──────── Text section ────────
Pew Research says 61 percent of American adults say having a close friend is extremely or very important. They also found that 53 percent of adults have only one to four close friends. I think I fall into that category.
Bob Savage:
I think most people do. That is why there is the old phrase, he who dies with five close friends dies a wealthy man.
Peter Vazquez:
My number of friends has dwindled. Let me rephrase that. The number of people I consider friends has dwindled over the years because of stupid things. Mostly because they get mad at me when I challenge something, like when The Guardian reported that Trump walked out after clashing with Welker over election crimes. I thought, no, they misrepresented that.
Keith, thank you for calling The Next Steps Show.
Keith:
No one does not like you, Peter. I could be a bad guy and say I hate you, but no, you are okay, I guess. Tim Russert was okay. He was not as spectacular as you make him. You could still tell he was a liberal.
Here is a Jeopardy question for you before I comment further. Who was Russert’s predecessor, the guy who really started Meet the Press?
Peter Vazquez:
I am blanking. Senior moment.
Keith:
I think it was Lawrence Spivak. Does that ring a bell?
Peter Vazquez:
No, but we could look it up.
Keith:
I could be dead wrong. When it comes to Trump going on that show to begin with, I am taking the exact opposite position of my fellow conservatives. What does Trump not understand? He will never get a fair hearing on a show like that. What is so compulsive with this big ego that he feels the need to go on there and waste all that time?
Peter Vazquez:
I do not think it is ego, Keith. I think he wants to address the whole country. He wants to be president of the whole country. He knows the audience for Meet the Press is overwhelmingly liberal. He wants to tell the truth to those folks, and he does not care whether anybody likes him or not.
Bob Savage:
I think there may be a sub rosa agenda going on, and that is exposing these people for who they are. I think he did a great job at that.
Keith:
In closing on my part, let us take that over to the Iranian war. Why has Trump wasted two months trying to play nice with these evil mullahs? My friend Tony and I talked. We agree fully. He should have continued on with that bombing. On the first day of the war, the Israelis took out 49 of their top guys. Why did that not continue?
──────── Data records ────────
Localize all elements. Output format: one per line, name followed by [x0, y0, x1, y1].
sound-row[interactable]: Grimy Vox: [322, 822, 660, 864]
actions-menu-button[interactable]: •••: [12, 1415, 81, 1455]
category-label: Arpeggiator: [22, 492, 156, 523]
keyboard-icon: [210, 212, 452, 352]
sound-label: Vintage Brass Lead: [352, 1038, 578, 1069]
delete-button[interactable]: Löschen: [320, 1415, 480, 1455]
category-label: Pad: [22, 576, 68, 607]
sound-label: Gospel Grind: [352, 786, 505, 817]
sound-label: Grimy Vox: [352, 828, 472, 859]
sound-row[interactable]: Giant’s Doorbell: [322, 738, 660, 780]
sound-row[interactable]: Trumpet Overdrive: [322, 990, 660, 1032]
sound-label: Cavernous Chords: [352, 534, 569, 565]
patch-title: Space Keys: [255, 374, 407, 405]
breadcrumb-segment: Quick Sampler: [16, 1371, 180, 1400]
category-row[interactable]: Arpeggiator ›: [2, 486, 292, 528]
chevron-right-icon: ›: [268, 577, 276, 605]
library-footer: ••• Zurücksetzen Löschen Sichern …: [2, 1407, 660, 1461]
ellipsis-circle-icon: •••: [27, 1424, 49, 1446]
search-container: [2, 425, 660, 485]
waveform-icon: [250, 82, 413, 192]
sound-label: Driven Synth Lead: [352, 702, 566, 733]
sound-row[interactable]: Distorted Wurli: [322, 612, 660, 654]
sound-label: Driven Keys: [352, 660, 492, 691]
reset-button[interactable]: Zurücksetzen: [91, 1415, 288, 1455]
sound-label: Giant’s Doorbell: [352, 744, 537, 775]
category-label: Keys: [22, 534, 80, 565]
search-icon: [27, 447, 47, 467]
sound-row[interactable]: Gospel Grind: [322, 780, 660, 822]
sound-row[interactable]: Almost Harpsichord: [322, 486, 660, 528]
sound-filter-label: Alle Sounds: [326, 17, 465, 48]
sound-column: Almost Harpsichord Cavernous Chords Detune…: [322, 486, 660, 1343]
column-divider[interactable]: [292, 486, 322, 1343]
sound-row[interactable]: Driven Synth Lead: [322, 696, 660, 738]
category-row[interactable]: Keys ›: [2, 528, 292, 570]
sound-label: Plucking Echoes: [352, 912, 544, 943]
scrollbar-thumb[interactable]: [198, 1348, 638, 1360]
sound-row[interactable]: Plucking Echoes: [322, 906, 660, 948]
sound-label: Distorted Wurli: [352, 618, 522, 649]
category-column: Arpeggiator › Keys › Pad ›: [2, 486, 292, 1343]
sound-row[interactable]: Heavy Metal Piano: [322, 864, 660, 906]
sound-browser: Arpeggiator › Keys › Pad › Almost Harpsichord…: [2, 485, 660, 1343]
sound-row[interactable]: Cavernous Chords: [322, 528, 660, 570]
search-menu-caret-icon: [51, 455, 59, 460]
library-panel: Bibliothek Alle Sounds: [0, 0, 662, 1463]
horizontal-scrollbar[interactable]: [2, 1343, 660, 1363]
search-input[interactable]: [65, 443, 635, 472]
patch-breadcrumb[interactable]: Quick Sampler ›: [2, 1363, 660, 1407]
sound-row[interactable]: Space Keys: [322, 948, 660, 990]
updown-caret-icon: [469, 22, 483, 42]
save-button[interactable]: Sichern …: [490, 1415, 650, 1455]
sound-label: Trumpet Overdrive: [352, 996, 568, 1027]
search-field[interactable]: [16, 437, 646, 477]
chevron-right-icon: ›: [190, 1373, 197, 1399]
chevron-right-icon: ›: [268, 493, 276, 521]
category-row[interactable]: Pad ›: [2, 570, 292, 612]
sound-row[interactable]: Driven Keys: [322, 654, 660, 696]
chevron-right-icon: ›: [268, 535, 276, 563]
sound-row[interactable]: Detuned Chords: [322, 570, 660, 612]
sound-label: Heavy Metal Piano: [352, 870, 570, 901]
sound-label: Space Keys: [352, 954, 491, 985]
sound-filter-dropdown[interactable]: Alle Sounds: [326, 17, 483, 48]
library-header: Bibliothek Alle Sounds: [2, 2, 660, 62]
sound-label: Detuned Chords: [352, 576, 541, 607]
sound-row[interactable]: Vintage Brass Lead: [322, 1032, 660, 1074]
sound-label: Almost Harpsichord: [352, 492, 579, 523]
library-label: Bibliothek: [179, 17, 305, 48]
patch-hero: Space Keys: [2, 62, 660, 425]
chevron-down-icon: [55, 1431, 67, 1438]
────────
- Your tasks -
1. Reproduce the passage of the show transcript between "Keith, thank you" and "Meet the Press?", inclusive.
2. List every speaker whose name appears as a label in the show transcript.

- Answers to the exercise -
1.
Keith, thank you for calling The Next Steps Show.
Keith:
No one does not like you, Peter. I could be a bad guy and say I hate you, but no, you are okay, I guess. Tim Russert was okay. He was not as spectacular as you make him. You could still tell he was a liberal.
Here is a Jeopardy question for you before I comment further. Who was Russert’s predecessor, the guy who really started Meet the Press?

2.
Bob Savage
Peter Vazquez
Keith